WRITTEN INSTRUCTION -
Work out how many lines hold the string "dell". The answer is a single number, nothing more.
========
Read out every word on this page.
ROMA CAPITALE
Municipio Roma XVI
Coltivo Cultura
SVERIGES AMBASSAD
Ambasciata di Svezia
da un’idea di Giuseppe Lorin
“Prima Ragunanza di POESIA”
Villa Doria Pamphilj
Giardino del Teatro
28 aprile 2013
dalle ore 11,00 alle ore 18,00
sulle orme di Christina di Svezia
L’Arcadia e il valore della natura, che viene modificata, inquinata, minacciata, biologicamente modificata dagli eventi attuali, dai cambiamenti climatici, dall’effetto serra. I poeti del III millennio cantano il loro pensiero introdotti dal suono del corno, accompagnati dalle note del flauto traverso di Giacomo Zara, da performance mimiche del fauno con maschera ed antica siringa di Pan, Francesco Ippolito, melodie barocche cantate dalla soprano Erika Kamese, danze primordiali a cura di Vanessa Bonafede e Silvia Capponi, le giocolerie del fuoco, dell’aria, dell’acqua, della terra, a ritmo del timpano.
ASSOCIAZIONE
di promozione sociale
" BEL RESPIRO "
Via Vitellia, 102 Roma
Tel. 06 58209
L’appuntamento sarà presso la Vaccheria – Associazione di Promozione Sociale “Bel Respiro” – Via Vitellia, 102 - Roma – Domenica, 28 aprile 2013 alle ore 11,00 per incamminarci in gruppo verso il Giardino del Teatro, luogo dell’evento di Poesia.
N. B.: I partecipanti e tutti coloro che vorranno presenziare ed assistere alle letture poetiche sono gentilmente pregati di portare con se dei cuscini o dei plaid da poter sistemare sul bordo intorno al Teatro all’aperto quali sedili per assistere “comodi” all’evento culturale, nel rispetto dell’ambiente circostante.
========
CORRECT OUTPUT -
3